(Stored records)
--*--

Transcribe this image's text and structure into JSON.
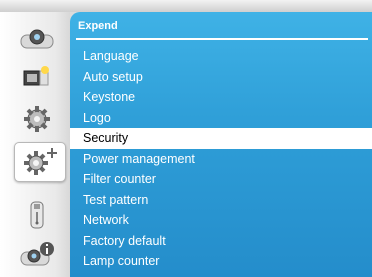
{
  "panel": {
    "title": "Expend"
  },
  "menu": {
    "items": [
      {
        "label": "Language"
      },
      {
        "label": "Auto setup"
      },
      {
        "label": "Keystone"
      },
      {
        "label": "Logo"
      },
      {
        "label": "Security",
        "selected": true
      },
      {
        "label": "Power management"
      },
      {
        "label": "Filter counter"
      },
      {
        "label": "Test pattern"
      },
      {
        "label": "Network"
      },
      {
        "label": "Factory default"
      },
      {
        "label": "Lamp counter"
      }
    ]
  },
  "sidebar": {
    "icons": [
      {
        "name": "projector-icon"
      },
      {
        "name": "image-adjust-icon"
      },
      {
        "name": "gear-icon"
      },
      {
        "name": "gear-plus-icon",
        "active": true
      },
      {
        "name": "usb-icon"
      },
      {
        "name": "projector-info-icon"
      }
    ]
  },
  "colors": {
    "panel_blue": "#2f9fd8",
    "selected_bg": "#ffffff",
    "text": "#ffffff"
  }
}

--*--

TASK DESCRIPTION
Print every record above exactly as written, leaving out the pictures.

WORKED SOLUTION
Transcribe this image's text and structure into JSON.
{
  "panel": {
    "title": "Expend"
  },
  "menu": {
    "items": [
      {
        "label": "Language"
      },
      {
        "label": "Auto setup"
      },
      {
        "label": "Keystone"
      },
      {
        "label": "Logo"
      },
      {
        "label": "Security",
        "selected": true
      },
      {
        "label": "Power management"
      },
      {
        "label": "Filter counter"
      },
      {
        "label": "Test pattern"
      },
      {
        "label": "Network"
      },
      {
        "label": "Factory default"
      },
      {
        "label": "Lamp counter"
      }
    ]
  },
  "sidebar": {
    "icons": [
      {
        "name": "projector-icon"
      },
      {
        "name": "image-adjust-icon"
      },
      {
        "name": "gear-icon"
      },
      {
        "name": "gear-plus-icon",
        "active": true
      },
      {
        "name": "usb-icon"
      },
      {
        "name": "projector-info-icon"
      }
    ]
  },
  "colors": {
    "panel_blue": "#2f9fd8",
    "selected_bg": "#ffffff",
    "text": "#ffffff"
  }
}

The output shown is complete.